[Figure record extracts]
____________

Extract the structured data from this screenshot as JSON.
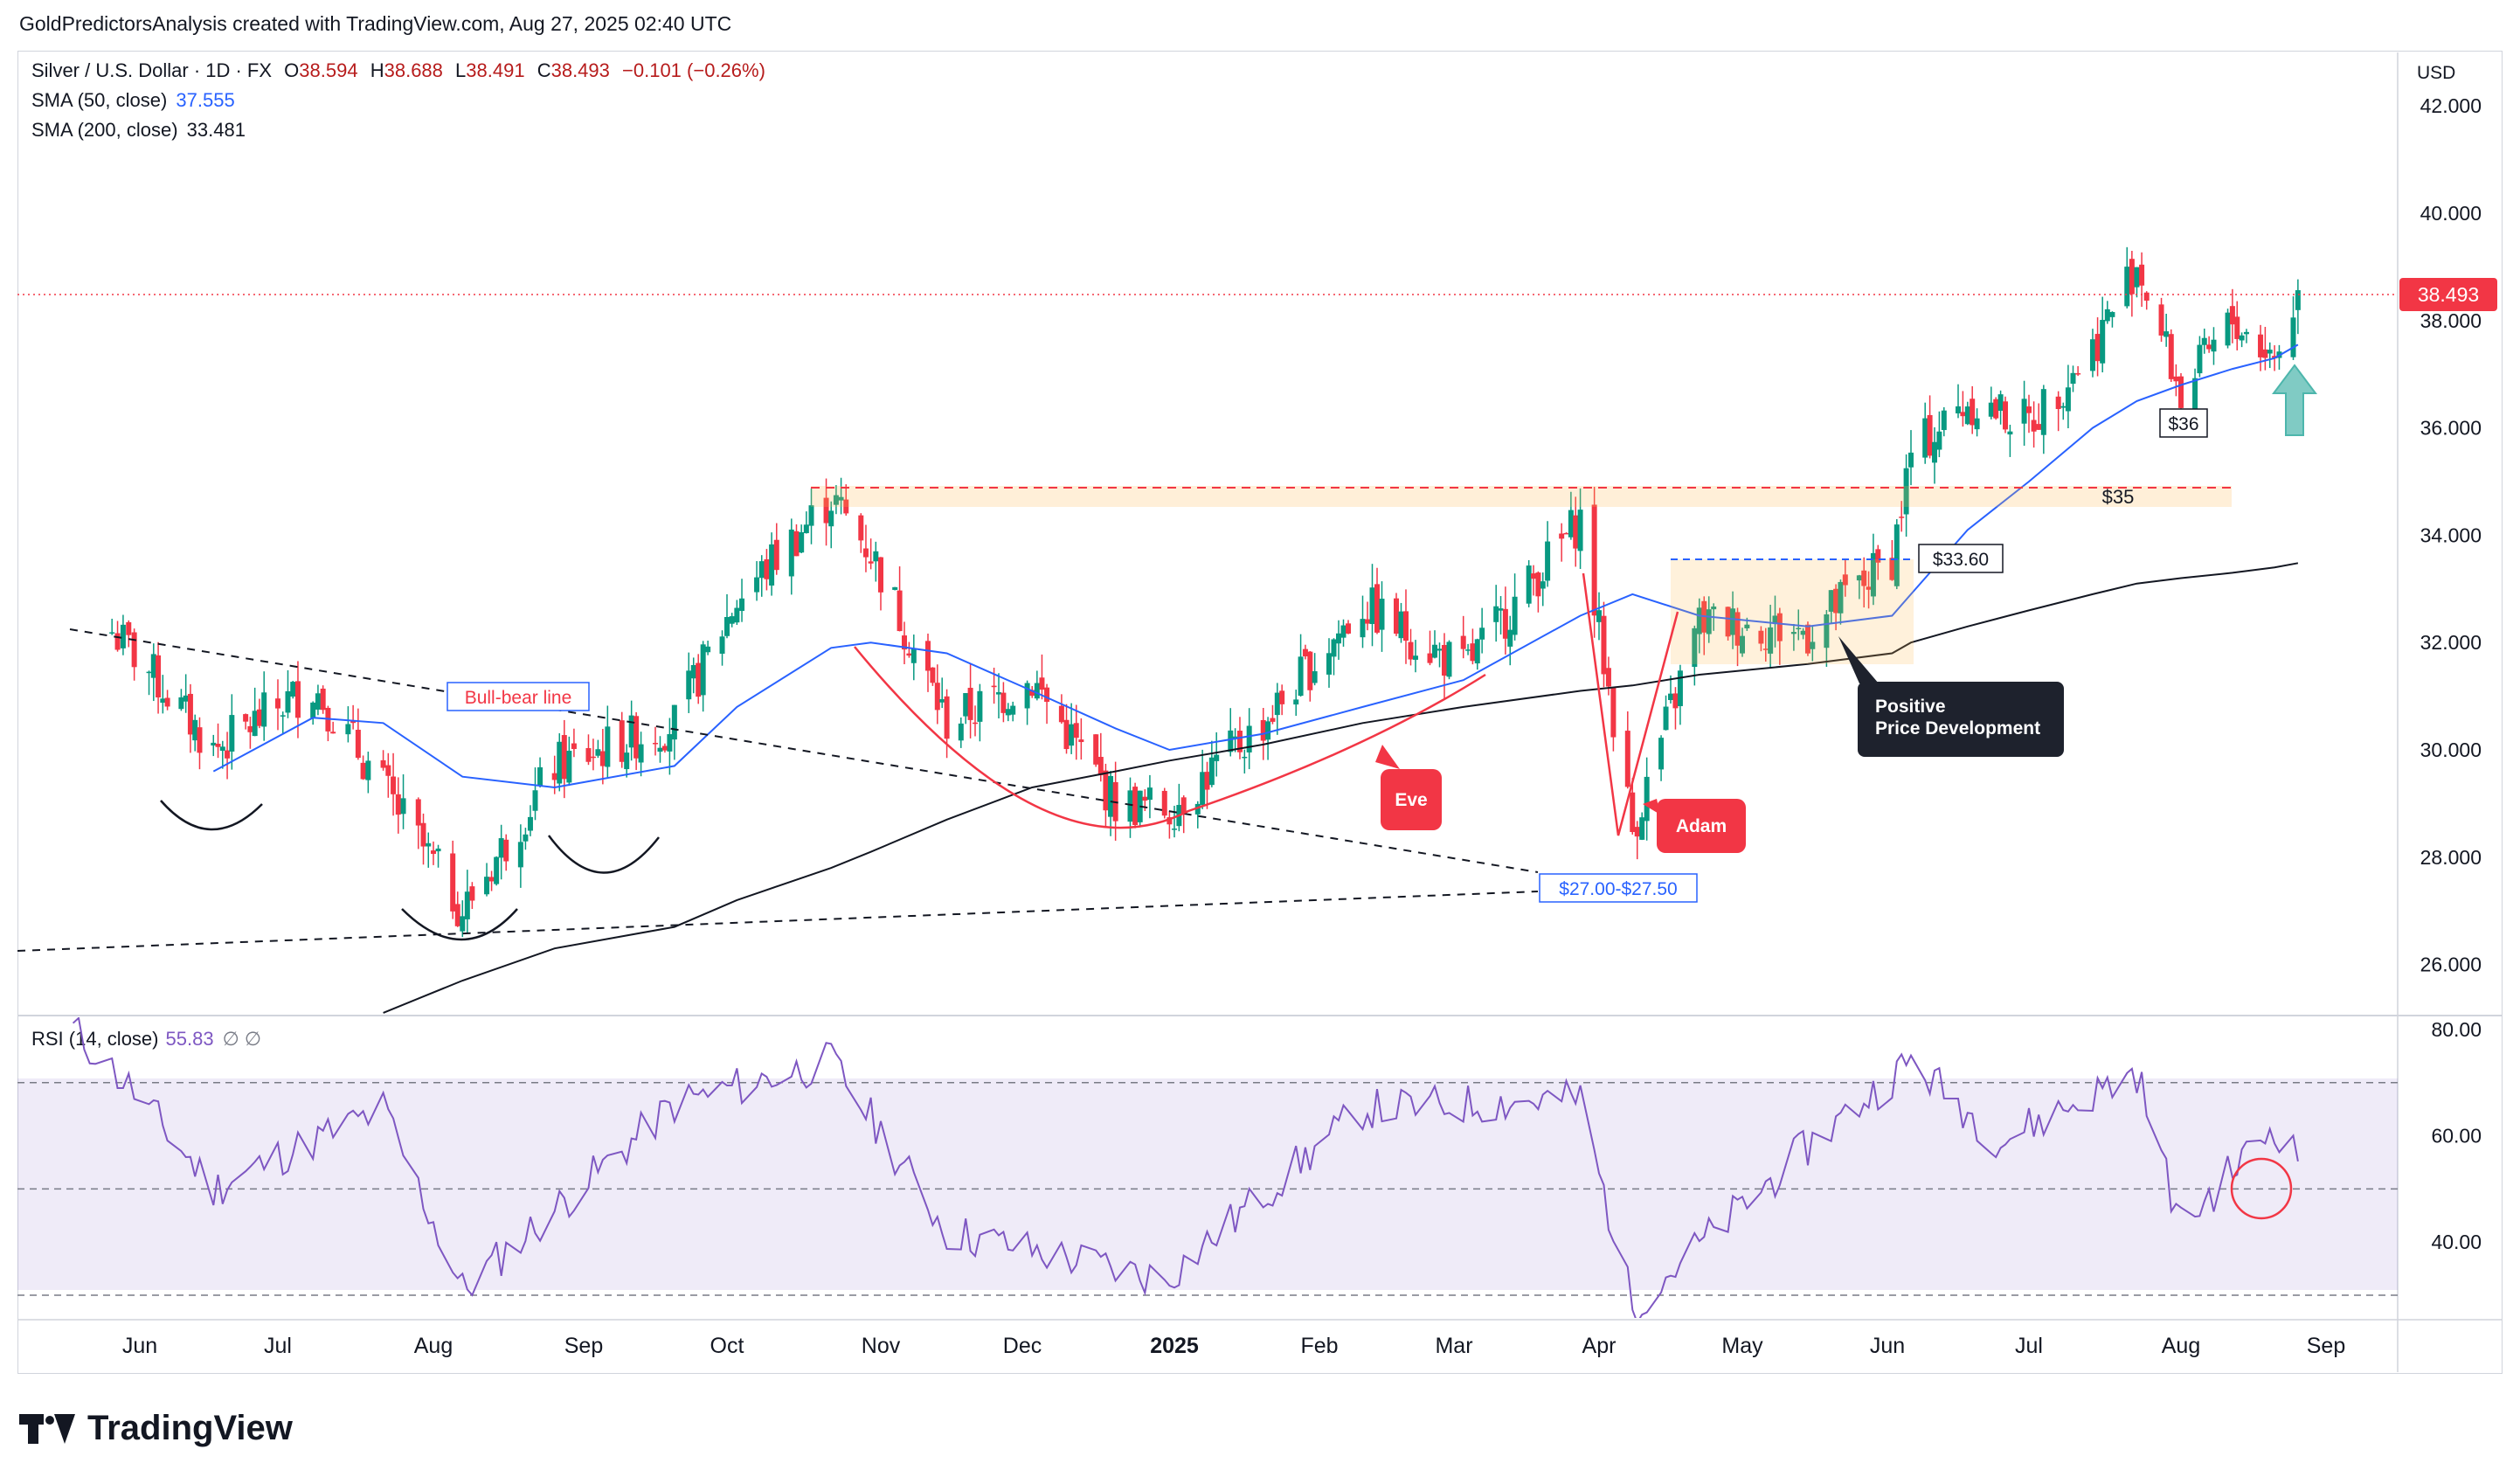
{
  "header": {
    "attribution": "GoldPredictorsAnalysis created with TradingView.com, Aug 27, 2025 02:40 UTC"
  },
  "legend": {
    "symbol": "Silver / U.S. Dollar · 1D · FX",
    "o_label": "O",
    "o_value": "38.594",
    "h_label": "H",
    "h_value": "38.688",
    "l_label": "L",
    "l_value": "38.491",
    "c_label": "C",
    "c_value": "38.493",
    "change": "−0.101 (−0.26%)",
    "sma50_label": "SMA (50, close)",
    "sma50_value": "37.555",
    "sma200_label": "SMA (200, close)",
    "sma200_value": "33.481"
  },
  "rsi_legend": {
    "label": "RSI (14, close)",
    "value": "55.83",
    "extra": "∅ ∅"
  },
  "currency": "USD",
  "last_price_badge": "38.493",
  "colors": {
    "up": "#089981",
    "down": "#f23645",
    "sma50": "#2962ff",
    "sma200": "#131722",
    "rsi": "#7e57c2",
    "annotation_red": "#f23645",
    "resistance": "#f7525f"
  },
  "annotations": {
    "bull_bear": "Bull-bear line",
    "support_zone": "$27.00-$27.50",
    "resistance": "$35",
    "level_3360": "$33.60",
    "level_36": "$36",
    "eve": "Eve",
    "adam": "Adam",
    "positive_line1": "Positive",
    "positive_line2": "Price Development"
  },
  "brand": "TradingView",
  "chart_data": [
    {
      "type": "candlestick",
      "title": "Silver / U.S. Dollar · 1D · FX",
      "ylabel": "USD",
      "ylim": [
        24.8,
        42.8
      ],
      "y_ticks": [
        "42.000",
        "40.000",
        "38.000",
        "36.000",
        "34.000",
        "32.000",
        "30.000",
        "28.000",
        "26.000"
      ],
      "x_ticks": [
        "Jun",
        "Jul",
        "Aug",
        "Sep",
        "Oct",
        "Nov",
        "Dec",
        "2025",
        "Feb",
        "Mar",
        "Apr",
        "May",
        "Jun",
        "Jul",
        "Aug",
        "Sep"
      ],
      "x": [
        "2024-05-27",
        "2024-06-17",
        "2024-07-08",
        "2024-07-22",
        "2024-08-07",
        "2024-08-26",
        "2024-09-20",
        "2024-10-03",
        "2024-10-22",
        "2024-10-30",
        "2024-11-15",
        "2024-12-03",
        "2024-12-20",
        "2024-12-31",
        "2025-01-20",
        "2025-02-10",
        "2025-03-03",
        "2025-03-28",
        "2025-04-08",
        "2025-04-22",
        "2025-05-15",
        "2025-06-02",
        "2025-06-06",
        "2025-06-18",
        "2025-07-01",
        "2025-07-14",
        "2025-07-23",
        "2025-08-01",
        "2025-08-12",
        "2025-08-21",
        "2025-08-26"
      ],
      "series": [
        {
          "name": "Silver / U.S. Dollar",
          "values": [
            32.2,
            30.0,
            31.2,
            29.3,
            27.0,
            29.7,
            30.5,
            32.8,
            34.7,
            33.7,
            30.5,
            31.3,
            29.0,
            28.9,
            30.5,
            32.7,
            31.5,
            34.3,
            28.5,
            32.4,
            32.2,
            33.6,
            35.5,
            36.5,
            36.1,
            37.5,
            39.1,
            36.6,
            38.0,
            37.3,
            38.49
          ]
        },
        {
          "name": "SMA (50, close)",
          "values": [
            null,
            29.6,
            30.6,
            30.5,
            29.5,
            29.3,
            29.7,
            30.8,
            31.9,
            32.0,
            31.8,
            31.1,
            30.4,
            30.0,
            30.3,
            30.8,
            31.3,
            32.5,
            32.9,
            32.5,
            32.3,
            32.5,
            32.9,
            34.1,
            35.0,
            36.0,
            36.5,
            36.8,
            37.1,
            37.3,
            37.55
          ]
        },
        {
          "name": "SMA (200, close)",
          "values": [
            null,
            null,
            null,
            25.1,
            25.7,
            26.3,
            26.7,
            27.2,
            27.8,
            28.1,
            28.7,
            29.3,
            29.6,
            29.8,
            30.1,
            30.5,
            30.8,
            31.1,
            31.2,
            31.4,
            31.6,
            31.8,
            32.0,
            32.3,
            32.6,
            32.9,
            33.1,
            33.2,
            33.3,
            33.4,
            33.48
          ]
        }
      ],
      "levels": [
        35.0,
        33.6,
        36.0,
        27.25
      ],
      "grid": false
    },
    {
      "type": "line",
      "title": "RSI (14, close)",
      "ylim": [
        25,
        82
      ],
      "y_ticks": [
        "80.00",
        "60.00",
        "40.00"
      ],
      "bands": [
        30,
        50,
        70
      ],
      "x": [
        "2024-05-20",
        "2024-06-17",
        "2024-07-22",
        "2024-08-07",
        "2024-09-20",
        "2024-10-22",
        "2024-11-15",
        "2024-12-30",
        "2025-02-10",
        "2025-03-28",
        "2025-04-08",
        "2025-05-15",
        "2025-06-06",
        "2025-06-25",
        "2025-07-23",
        "2025-08-01",
        "2025-08-21",
        "2025-08-26"
      ],
      "series": [
        {
          "name": "RSI (14, close)",
          "values": [
            80,
            50,
            65,
            31,
            66,
            74,
            42,
            33,
            65,
            67,
            28,
            58,
            74,
            59,
            72,
            43,
            62,
            55.83
          ]
        }
      ]
    }
  ]
}
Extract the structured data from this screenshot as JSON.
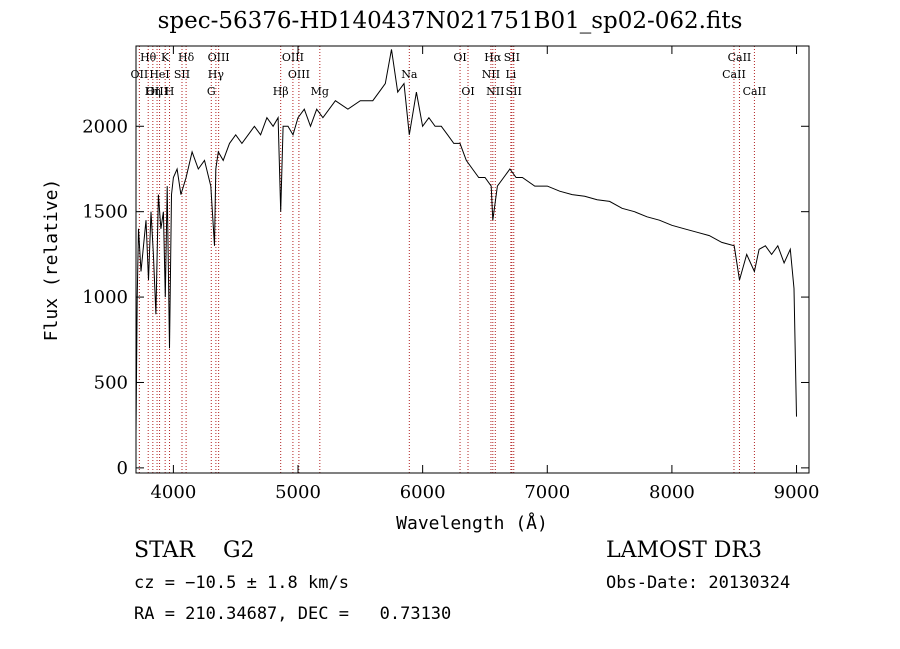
{
  "header": {
    "title": "spec-56376-HD140437N021751B01_sp02-062.fits"
  },
  "info": {
    "object_class": "STAR",
    "subclass": "G2",
    "survey": "LAMOST DR3",
    "cz": "cz = −10.5 ± 1.8 km/s",
    "obs_date": "Obs-Date: 20130324",
    "coords": "RA = 210.34687, DEC =   0.73130"
  },
  "chart_data": {
    "type": "line",
    "title": "spec-56376-HD140437N021751B01_sp02-062.fits",
    "xlabel": "Wavelength (Å)",
    "ylabel": "Flux (relative)",
    "xlim": [
      3700,
      9100
    ],
    "ylim": [
      -30,
      2470
    ],
    "x_ticks": [
      4000,
      5000,
      6000,
      7000,
      8000,
      9000
    ],
    "y_ticks": [
      0,
      500,
      1000,
      1500,
      2000
    ],
    "line_color": "#000000",
    "marker_color": "#b22222",
    "grid": false,
    "legend": "none",
    "series": [
      {
        "x": [
          3700,
          3710,
          3720,
          3740,
          3760,
          3780,
          3800,
          3820,
          3840,
          3860,
          3880,
          3900,
          3920,
          3935,
          3950,
          3969,
          3985,
          4000,
          4030,
          4060,
          4102,
          4150,
          4200,
          4250,
          4300,
          4330,
          4340,
          4360,
          4400,
          4450,
          4500,
          4550,
          4600,
          4650,
          4700,
          4750,
          4800,
          4840,
          4861,
          4880,
          4920,
          4960,
          5000,
          5050,
          5100,
          5150,
          5200,
          5300,
          5400,
          5500,
          5600,
          5700,
          5750,
          5800,
          5850,
          5893,
          5950,
          6000,
          6050,
          6100,
          6150,
          6200,
          6250,
          6300,
          6350,
          6400,
          6450,
          6500,
          6550,
          6563,
          6600,
          6650,
          6700,
          6750,
          6800,
          6900,
          7000,
          7100,
          7200,
          7300,
          7400,
          7500,
          7600,
          7700,
          7800,
          7900,
          8000,
          8100,
          8200,
          8300,
          8400,
          8500,
          8542,
          8600,
          8662,
          8700,
          8750,
          8800,
          8850,
          8900,
          8950,
          8980,
          9000
        ],
        "y": [
          200,
          1000,
          1400,
          1150,
          1300,
          1450,
          1100,
          1500,
          1250,
          900,
          1600,
          1400,
          1500,
          1000,
          1650,
          700,
          1600,
          1700,
          1750,
          1600,
          1700,
          1850,
          1750,
          1800,
          1650,
          1300,
          1750,
          1850,
          1800,
          1900,
          1950,
          1900,
          1950,
          2000,
          1950,
          2050,
          2000,
          2050,
          1500,
          2000,
          2000,
          1950,
          2050,
          2100,
          2000,
          2100,
          2050,
          2150,
          2100,
          2150,
          2150,
          2250,
          2450,
          2200,
          2250,
          1950,
          2200,
          2000,
          2050,
          2000,
          2000,
          1950,
          1900,
          1900,
          1800,
          1750,
          1700,
          1700,
          1650,
          1450,
          1650,
          1700,
          1750,
          1700,
          1700,
          1650,
          1650,
          1620,
          1600,
          1590,
          1570,
          1560,
          1520,
          1500,
          1470,
          1450,
          1420,
          1400,
          1380,
          1360,
          1320,
          1300,
          1100,
          1250,
          1150,
          1280,
          1300,
          1250,
          1300,
          1200,
          1280,
          1050,
          300
        ]
      }
    ],
    "line_markers": [
      {
        "name": "Hθ",
        "x": 3798,
        "row": 0
      },
      {
        "name": "OII",
        "x": 3727,
        "row": 1
      },
      {
        "name": "OIII",
        "x": 3869,
        "row": 2
      },
      {
        "name": "K",
        "x": 3934,
        "row": 0
      },
      {
        "name": "HeI",
        "x": 3889,
        "row": 1
      },
      {
        "name": "Hη",
        "x": 3835,
        "row": 2
      },
      {
        "name": "Hδ",
        "x": 4102,
        "row": 0
      },
      {
        "name": "SII",
        "x": 4069,
        "row": 1
      },
      {
        "name": "H",
        "x": 3969,
        "row": 2
      },
      {
        "name": "OIII",
        "x": 4363,
        "row": 0
      },
      {
        "name": "Hγ",
        "x": 4341,
        "row": 1
      },
      {
        "name": "G",
        "x": 4304,
        "row": 2
      },
      {
        "name": "OIII",
        "x": 4959,
        "row": 0
      },
      {
        "name": "OIII",
        "x": 5007,
        "row": 1
      },
      {
        "name": "Hβ",
        "x": 4861,
        "row": 2
      },
      {
        "name": "Mg",
        "x": 5175,
        "row": 2
      },
      {
        "name": "Na",
        "x": 5893,
        "row": 1
      },
      {
        "name": "OI",
        "x": 6300,
        "row": 0
      },
      {
        "name": "OI",
        "x": 6364,
        "row": 2
      },
      {
        "name": "Hα",
        "x": 6563,
        "row": 0
      },
      {
        "name": "NII",
        "x": 6548,
        "row": 1
      },
      {
        "name": "NII",
        "x": 6583,
        "row": 2
      },
      {
        "name": "SII",
        "x": 6716,
        "row": 0
      },
      {
        "name": "Li",
        "x": 6708,
        "row": 1
      },
      {
        "name": "SII",
        "x": 6731,
        "row": 2
      },
      {
        "name": "CaII",
        "x": 8542,
        "row": 0
      },
      {
        "name": "CaII",
        "x": 8498,
        "row": 1
      },
      {
        "name": "CaII",
        "x": 8662,
        "row": 2
      }
    ]
  }
}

____________

# Task details:
Show each line holding the word "TradingView".

# Result of this task:
    "attribution": "GoldPredictorsAnalysis created with TradingView.com, Aug 27, 2025 02:40 UTC"
  "brand": "TradingView",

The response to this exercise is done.